▶ [Task details]
An exact copy of the records is required, minus the pictures they hold.

========================

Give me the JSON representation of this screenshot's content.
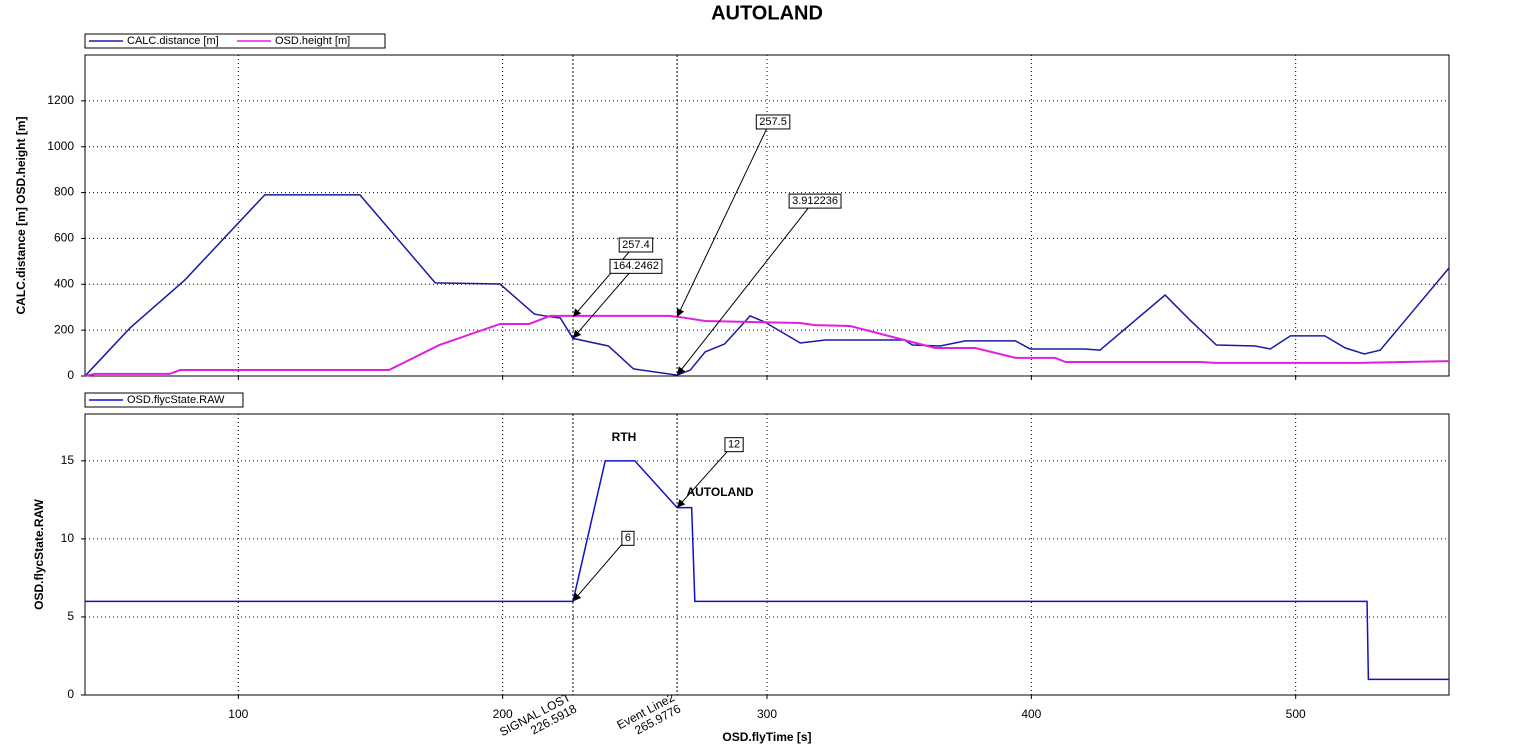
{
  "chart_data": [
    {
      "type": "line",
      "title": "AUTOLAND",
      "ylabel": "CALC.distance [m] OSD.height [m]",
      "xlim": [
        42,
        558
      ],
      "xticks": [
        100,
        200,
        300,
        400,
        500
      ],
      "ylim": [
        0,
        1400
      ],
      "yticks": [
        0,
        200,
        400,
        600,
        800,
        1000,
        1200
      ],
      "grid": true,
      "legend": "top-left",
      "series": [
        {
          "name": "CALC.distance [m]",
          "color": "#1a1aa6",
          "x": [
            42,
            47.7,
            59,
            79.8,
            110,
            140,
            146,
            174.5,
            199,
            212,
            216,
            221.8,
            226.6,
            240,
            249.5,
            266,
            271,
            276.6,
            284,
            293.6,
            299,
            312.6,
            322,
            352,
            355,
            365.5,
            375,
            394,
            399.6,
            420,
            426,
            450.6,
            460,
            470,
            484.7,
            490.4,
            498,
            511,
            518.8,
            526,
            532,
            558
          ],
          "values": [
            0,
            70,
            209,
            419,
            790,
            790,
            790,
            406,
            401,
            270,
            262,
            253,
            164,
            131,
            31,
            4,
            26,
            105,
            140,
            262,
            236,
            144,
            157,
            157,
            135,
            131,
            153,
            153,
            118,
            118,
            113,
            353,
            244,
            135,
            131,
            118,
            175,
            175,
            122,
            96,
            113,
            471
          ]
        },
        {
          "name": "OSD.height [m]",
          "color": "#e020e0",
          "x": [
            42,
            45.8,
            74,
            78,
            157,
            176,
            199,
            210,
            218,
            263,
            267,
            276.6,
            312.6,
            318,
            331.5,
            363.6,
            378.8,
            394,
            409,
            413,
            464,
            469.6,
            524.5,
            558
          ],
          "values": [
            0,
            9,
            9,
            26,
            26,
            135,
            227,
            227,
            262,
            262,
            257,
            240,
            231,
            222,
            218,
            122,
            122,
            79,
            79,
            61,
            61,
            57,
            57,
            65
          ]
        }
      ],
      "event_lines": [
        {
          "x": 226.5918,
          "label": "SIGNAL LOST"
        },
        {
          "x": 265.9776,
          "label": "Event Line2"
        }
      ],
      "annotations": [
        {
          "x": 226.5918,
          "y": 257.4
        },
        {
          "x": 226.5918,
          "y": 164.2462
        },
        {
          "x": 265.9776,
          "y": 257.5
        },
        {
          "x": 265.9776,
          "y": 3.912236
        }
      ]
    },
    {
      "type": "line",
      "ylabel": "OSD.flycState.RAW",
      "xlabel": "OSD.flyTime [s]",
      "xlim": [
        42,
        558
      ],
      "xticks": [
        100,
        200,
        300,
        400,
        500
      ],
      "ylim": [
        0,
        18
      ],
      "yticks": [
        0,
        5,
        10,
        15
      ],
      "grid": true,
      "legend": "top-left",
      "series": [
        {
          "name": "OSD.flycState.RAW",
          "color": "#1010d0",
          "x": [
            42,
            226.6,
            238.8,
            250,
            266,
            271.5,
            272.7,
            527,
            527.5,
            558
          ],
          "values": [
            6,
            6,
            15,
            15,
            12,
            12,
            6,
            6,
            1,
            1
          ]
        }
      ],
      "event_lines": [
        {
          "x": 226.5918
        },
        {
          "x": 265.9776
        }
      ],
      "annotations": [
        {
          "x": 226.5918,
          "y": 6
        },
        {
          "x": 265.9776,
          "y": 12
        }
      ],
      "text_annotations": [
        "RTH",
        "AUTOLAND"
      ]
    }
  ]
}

========================

▶ [The completed task]
Give me the JSON representation of this screenshot's content.
{
  "chart_data": [
    {
      "type": "line",
      "title": "AUTOLAND",
      "ylabel": "CALC.distance [m] OSD.height [m]",
      "xlim": [
        42,
        558
      ],
      "xticks": [
        100,
        200,
        300,
        400,
        500
      ],
      "ylim": [
        0,
        1400
      ],
      "yticks": [
        0,
        200,
        400,
        600,
        800,
        1000,
        1200
      ],
      "grid": true,
      "legend": "top-left",
      "series": [
        {
          "name": "CALC.distance [m]",
          "color": "#1a1aa6",
          "x": [
            42,
            47.7,
            59,
            79.8,
            110,
            140,
            146,
            174.5,
            199,
            212,
            216,
            221.8,
            226.6,
            240,
            249.5,
            266,
            271,
            276.6,
            284,
            293.6,
            299,
            312.6,
            322,
            352,
            355,
            365.5,
            375,
            394,
            399.6,
            420,
            426,
            450.6,
            460,
            470,
            484.7,
            490.4,
            498,
            511,
            518.8,
            526,
            532,
            558
          ],
          "values": [
            0,
            70,
            209,
            419,
            790,
            790,
            790,
            406,
            401,
            270,
            262,
            253,
            164,
            131,
            31,
            4,
            26,
            105,
            140,
            262,
            236,
            144,
            157,
            157,
            135,
            131,
            153,
            153,
            118,
            118,
            113,
            353,
            244,
            135,
            131,
            118,
            175,
            175,
            122,
            96,
            113,
            471
          ]
        },
        {
          "name": "OSD.height [m]",
          "color": "#e020e0",
          "x": [
            42,
            45.8,
            74,
            78,
            157,
            176,
            199,
            210,
            218,
            263,
            267,
            276.6,
            312.6,
            318,
            331.5,
            363.6,
            378.8,
            394,
            409,
            413,
            464,
            469.6,
            524.5,
            558
          ],
          "values": [
            0,
            9,
            9,
            26,
            26,
            135,
            227,
            227,
            262,
            262,
            257,
            240,
            231,
            222,
            218,
            122,
            122,
            79,
            79,
            61,
            61,
            57,
            57,
            65
          ]
        }
      ],
      "event_lines": [
        {
          "x": 226.5918,
          "label": "SIGNAL LOST"
        },
        {
          "x": 265.9776,
          "label": "Event Line2"
        }
      ],
      "annotations": [
        {
          "x": 226.5918,
          "y": 257.4
        },
        {
          "x": 226.5918,
          "y": 164.2462
        },
        {
          "x": 265.9776,
          "y": 257.5
        },
        {
          "x": 265.9776,
          "y": 3.912236
        }
      ]
    },
    {
      "type": "line",
      "ylabel": "OSD.flycState.RAW",
      "xlabel": "OSD.flyTime [s]",
      "xlim": [
        42,
        558
      ],
      "xticks": [
        100,
        200,
        300,
        400,
        500
      ],
      "ylim": [
        0,
        18
      ],
      "yticks": [
        0,
        5,
        10,
        15
      ],
      "grid": true,
      "legend": "top-left",
      "series": [
        {
          "name": "OSD.flycState.RAW",
          "color": "#1010d0",
          "x": [
            42,
            226.6,
            238.8,
            250,
            266,
            271.5,
            272.7,
            527,
            527.5,
            558
          ],
          "values": [
            6,
            6,
            15,
            15,
            12,
            12,
            6,
            6,
            1,
            1
          ]
        }
      ],
      "event_lines": [
        {
          "x": 226.5918
        },
        {
          "x": 265.9776
        }
      ],
      "annotations": [
        {
          "x": 226.5918,
          "y": 6
        },
        {
          "x": 265.9776,
          "y": 12
        }
      ],
      "text_annotations": [
        "RTH",
        "AUTOLAND"
      ]
    }
  ]
}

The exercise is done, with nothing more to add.